Given data ->
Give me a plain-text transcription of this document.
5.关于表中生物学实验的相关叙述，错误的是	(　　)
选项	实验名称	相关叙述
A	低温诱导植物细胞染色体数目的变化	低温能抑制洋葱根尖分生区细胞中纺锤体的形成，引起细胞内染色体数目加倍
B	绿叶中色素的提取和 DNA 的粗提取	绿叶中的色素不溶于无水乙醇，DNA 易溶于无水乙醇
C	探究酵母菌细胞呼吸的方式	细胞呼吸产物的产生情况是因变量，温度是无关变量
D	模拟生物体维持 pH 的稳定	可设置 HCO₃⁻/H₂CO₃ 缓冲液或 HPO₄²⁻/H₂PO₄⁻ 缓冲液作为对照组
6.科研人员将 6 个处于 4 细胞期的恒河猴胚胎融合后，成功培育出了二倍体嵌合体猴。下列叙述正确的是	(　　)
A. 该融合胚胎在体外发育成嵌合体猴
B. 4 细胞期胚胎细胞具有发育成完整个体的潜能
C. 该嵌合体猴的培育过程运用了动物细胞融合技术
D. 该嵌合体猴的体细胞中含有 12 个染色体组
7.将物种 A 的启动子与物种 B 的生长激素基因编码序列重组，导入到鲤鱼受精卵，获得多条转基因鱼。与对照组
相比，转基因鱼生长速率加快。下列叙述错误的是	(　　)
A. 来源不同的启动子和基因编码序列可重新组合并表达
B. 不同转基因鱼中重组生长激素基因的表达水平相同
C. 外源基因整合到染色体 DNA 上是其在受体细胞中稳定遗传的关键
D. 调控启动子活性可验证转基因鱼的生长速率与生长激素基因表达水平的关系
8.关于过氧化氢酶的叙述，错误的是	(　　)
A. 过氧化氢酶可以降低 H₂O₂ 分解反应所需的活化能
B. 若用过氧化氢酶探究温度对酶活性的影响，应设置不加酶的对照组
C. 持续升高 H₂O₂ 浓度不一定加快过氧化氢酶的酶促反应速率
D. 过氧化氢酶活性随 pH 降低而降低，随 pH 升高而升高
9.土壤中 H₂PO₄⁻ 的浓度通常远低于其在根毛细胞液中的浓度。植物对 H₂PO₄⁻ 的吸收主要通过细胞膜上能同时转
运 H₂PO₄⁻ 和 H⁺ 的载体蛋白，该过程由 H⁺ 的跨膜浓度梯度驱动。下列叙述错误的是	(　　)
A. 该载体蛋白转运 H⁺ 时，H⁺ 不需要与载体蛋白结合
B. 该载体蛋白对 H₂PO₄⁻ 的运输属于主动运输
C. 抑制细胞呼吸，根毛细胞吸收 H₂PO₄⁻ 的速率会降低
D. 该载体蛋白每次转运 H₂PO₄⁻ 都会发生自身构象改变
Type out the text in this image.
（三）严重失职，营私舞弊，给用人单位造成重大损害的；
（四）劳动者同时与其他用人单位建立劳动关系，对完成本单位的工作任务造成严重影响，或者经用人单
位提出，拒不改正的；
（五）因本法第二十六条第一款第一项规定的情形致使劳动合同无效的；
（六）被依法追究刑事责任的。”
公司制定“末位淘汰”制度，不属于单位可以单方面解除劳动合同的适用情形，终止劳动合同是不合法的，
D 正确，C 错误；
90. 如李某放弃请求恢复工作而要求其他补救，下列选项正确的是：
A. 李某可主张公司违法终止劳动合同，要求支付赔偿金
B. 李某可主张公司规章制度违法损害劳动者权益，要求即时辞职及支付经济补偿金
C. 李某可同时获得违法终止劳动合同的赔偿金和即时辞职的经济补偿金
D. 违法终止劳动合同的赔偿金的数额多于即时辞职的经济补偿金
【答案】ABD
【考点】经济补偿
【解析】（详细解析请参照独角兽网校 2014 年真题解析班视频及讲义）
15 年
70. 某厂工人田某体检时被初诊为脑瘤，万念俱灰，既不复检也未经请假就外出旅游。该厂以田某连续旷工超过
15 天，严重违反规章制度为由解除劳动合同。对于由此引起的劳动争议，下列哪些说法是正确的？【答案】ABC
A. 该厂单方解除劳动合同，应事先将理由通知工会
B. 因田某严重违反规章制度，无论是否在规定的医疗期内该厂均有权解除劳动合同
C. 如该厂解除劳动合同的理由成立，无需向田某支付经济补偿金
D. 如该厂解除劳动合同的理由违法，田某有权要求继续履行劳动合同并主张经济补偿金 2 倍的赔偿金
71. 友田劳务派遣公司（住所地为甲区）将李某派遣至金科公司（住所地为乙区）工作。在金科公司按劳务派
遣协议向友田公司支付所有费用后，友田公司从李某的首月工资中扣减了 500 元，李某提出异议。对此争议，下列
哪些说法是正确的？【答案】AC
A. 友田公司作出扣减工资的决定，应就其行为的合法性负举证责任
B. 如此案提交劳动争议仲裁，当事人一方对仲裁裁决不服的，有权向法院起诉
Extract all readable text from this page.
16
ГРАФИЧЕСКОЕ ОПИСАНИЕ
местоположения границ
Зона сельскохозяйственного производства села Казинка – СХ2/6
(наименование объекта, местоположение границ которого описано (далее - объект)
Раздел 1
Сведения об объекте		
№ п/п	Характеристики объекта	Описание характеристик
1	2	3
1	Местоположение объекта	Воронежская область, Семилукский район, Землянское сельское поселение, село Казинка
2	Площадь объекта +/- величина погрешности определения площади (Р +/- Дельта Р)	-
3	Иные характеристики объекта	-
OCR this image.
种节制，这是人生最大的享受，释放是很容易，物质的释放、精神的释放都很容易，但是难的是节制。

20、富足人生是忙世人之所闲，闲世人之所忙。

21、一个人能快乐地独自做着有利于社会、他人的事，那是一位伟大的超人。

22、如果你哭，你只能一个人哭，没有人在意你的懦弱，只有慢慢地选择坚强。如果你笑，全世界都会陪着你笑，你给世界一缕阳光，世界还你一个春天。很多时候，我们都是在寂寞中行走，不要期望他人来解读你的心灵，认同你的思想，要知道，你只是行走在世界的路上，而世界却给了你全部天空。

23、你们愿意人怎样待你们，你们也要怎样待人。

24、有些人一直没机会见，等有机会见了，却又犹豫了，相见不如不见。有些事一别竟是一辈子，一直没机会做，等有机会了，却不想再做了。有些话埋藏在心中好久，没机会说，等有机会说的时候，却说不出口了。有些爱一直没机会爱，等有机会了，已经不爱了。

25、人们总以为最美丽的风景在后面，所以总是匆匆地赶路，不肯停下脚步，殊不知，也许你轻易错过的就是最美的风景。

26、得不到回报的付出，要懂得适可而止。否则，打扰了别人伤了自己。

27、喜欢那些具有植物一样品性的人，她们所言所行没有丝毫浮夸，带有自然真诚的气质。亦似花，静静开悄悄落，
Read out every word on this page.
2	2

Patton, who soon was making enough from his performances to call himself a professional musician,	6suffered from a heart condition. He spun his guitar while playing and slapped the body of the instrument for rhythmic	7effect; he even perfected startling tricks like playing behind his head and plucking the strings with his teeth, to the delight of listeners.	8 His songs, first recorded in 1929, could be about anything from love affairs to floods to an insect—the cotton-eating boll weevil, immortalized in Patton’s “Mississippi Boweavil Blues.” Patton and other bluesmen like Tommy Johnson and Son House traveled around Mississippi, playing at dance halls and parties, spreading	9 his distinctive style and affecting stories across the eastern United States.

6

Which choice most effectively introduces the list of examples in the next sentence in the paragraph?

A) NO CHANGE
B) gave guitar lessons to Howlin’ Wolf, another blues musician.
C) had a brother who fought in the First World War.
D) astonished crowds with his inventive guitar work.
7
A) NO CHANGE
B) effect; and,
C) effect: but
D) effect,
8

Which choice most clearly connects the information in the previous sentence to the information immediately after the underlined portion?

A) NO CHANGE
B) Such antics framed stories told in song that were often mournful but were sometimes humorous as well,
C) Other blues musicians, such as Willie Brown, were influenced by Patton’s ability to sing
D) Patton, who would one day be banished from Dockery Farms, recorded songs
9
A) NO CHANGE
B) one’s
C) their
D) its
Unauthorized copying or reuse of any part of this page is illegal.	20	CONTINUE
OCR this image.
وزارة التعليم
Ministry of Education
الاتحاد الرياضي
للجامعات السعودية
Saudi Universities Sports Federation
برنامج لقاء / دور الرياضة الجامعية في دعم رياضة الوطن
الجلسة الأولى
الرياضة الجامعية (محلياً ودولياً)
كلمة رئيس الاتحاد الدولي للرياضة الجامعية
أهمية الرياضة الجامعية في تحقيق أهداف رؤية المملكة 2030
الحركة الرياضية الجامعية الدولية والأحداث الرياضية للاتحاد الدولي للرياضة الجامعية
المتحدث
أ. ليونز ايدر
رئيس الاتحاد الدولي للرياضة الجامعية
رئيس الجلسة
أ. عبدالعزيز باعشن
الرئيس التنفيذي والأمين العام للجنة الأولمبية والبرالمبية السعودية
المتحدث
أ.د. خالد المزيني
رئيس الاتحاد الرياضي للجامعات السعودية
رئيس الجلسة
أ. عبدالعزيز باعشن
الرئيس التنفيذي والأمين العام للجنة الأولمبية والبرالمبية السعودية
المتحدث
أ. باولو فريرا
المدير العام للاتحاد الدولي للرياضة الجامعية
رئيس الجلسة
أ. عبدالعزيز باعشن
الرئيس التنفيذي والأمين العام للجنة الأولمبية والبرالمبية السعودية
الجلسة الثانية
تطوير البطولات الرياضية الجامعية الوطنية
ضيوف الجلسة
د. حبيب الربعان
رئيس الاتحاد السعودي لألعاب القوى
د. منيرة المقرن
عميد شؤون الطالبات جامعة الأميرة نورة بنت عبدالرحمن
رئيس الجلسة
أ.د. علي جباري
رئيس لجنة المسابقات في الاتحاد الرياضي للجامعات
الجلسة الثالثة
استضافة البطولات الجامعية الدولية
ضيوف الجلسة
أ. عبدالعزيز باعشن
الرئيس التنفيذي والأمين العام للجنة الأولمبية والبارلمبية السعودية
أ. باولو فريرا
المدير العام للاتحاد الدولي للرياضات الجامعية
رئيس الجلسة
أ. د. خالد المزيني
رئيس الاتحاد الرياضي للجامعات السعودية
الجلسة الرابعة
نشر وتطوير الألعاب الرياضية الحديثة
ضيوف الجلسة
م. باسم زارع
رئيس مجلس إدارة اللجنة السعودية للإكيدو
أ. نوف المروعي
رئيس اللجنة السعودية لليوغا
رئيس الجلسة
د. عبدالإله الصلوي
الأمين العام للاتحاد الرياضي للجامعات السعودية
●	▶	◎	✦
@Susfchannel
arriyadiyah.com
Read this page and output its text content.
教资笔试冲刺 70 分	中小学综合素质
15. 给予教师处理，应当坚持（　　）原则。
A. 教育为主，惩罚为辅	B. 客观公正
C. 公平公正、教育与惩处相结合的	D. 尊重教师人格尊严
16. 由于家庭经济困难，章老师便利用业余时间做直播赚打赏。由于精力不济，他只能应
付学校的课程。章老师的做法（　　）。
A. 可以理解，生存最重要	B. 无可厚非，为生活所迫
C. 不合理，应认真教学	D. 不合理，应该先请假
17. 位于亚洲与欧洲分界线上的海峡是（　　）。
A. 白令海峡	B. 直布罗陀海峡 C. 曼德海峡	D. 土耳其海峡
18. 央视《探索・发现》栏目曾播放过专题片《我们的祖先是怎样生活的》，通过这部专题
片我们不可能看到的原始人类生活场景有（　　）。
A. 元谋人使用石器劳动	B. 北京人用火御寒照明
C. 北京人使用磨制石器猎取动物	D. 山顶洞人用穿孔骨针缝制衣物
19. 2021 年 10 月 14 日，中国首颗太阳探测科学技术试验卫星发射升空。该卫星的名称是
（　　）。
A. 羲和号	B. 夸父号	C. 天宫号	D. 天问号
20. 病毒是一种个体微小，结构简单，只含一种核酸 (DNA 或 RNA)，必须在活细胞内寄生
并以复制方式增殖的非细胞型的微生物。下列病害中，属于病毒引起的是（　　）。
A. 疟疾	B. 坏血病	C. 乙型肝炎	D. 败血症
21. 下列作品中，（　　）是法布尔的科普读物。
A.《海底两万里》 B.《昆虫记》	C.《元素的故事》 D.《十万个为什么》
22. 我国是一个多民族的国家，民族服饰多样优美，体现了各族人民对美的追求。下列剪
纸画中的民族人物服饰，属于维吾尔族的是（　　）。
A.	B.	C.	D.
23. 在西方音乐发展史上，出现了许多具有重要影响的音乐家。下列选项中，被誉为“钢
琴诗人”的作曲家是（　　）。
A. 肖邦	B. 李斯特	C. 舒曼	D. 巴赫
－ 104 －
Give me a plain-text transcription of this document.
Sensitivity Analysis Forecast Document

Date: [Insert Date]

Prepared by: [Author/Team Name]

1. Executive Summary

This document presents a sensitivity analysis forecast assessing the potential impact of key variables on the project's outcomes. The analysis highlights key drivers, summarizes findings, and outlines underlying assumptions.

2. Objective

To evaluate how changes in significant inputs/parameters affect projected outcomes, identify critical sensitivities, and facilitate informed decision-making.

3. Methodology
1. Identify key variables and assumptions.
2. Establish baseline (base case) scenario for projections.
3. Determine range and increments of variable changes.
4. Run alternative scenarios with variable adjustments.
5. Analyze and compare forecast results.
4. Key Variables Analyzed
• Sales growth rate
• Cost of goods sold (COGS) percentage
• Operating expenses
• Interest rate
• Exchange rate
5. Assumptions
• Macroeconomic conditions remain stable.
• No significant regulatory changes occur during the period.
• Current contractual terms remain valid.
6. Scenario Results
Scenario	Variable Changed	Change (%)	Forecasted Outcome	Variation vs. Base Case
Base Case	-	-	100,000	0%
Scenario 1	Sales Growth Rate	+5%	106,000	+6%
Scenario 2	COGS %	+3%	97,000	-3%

Problem statement -> Work through the records above line by line and count those that hold the string "most". Give only the result.

Worked solution -> 2